*Exercise details*.
Copy every line from the data below in which the string "воды" can be found.

*Provided material*.
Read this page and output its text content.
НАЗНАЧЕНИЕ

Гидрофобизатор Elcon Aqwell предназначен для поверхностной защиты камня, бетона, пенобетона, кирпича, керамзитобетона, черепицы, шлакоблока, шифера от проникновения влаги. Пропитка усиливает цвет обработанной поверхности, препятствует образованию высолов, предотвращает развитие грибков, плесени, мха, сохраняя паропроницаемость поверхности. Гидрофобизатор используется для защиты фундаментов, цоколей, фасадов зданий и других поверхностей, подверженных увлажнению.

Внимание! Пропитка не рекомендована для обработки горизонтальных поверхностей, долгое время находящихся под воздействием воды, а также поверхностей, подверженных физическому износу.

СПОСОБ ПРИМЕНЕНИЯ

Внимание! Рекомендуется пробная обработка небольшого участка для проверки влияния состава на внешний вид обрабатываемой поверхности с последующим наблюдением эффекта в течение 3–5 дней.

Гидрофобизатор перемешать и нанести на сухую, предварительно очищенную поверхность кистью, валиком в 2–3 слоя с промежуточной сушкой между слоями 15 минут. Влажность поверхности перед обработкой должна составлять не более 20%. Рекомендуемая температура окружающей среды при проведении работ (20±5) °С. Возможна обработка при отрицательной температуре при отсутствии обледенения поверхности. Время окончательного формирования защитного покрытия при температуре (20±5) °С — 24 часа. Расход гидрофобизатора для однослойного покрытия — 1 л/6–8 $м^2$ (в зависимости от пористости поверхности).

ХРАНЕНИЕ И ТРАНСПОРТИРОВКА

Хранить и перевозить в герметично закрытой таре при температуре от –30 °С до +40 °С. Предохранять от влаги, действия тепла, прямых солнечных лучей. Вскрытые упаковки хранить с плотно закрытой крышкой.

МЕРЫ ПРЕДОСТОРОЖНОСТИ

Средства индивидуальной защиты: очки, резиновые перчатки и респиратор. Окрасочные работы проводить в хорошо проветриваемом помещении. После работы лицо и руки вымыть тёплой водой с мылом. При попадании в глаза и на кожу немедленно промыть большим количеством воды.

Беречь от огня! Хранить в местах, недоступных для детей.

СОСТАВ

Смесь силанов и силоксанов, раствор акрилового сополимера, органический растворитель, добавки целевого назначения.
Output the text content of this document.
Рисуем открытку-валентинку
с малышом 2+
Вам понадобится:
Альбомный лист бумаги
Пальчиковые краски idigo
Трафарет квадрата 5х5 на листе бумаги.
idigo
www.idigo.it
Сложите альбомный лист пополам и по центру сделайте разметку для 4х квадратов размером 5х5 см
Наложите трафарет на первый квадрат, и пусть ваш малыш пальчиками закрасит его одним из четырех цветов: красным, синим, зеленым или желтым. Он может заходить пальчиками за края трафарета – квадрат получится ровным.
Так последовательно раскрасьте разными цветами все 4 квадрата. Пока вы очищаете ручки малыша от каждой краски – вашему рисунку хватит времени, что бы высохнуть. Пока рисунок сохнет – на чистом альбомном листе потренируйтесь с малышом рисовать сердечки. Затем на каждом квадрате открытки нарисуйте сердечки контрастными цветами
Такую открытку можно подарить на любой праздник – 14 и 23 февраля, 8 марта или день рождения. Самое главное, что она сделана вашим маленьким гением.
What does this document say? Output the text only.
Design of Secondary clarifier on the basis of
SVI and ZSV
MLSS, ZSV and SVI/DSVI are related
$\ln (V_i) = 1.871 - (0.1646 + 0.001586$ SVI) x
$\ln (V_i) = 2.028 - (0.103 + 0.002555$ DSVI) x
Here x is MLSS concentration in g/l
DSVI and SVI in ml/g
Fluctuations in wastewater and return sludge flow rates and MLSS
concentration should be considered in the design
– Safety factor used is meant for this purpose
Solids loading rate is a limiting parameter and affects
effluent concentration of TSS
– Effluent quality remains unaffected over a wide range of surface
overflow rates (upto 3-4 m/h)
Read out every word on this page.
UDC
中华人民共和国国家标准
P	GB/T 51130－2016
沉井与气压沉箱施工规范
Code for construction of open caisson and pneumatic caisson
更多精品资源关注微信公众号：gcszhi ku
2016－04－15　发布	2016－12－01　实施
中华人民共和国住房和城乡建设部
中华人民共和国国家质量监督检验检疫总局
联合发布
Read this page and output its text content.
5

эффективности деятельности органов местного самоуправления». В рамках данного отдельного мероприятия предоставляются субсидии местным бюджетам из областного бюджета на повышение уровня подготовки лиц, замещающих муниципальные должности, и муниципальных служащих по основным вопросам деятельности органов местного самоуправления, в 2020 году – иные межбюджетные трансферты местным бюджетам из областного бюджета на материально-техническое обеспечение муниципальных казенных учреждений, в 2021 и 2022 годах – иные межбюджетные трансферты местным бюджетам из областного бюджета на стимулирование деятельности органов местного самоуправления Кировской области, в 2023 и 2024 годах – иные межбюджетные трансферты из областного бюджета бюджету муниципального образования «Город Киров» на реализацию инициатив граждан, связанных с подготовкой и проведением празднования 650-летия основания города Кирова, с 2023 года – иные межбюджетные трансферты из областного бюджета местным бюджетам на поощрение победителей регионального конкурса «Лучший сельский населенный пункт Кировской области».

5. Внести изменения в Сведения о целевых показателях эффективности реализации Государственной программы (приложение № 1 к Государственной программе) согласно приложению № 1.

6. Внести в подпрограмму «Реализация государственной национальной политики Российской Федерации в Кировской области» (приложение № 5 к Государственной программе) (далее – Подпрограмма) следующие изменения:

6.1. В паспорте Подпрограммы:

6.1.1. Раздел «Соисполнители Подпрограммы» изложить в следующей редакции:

*Reply*.
Внимание! Пропитка не рекомендована для обработки горизонтальных поверхностей, долгое время находящихся под воздействием воды, а также поверхностей, подверженных физическому износу.
Средства индивидуальной защиты: очки, резиновые перчатки и респиратор. Окрасочные работы проводить в хорошо проветриваемом помещении. После работы лицо и руки вымыть тёплой водой с мылом. При попадании в глаза и на кожу немедленно промыть большим количеством воды.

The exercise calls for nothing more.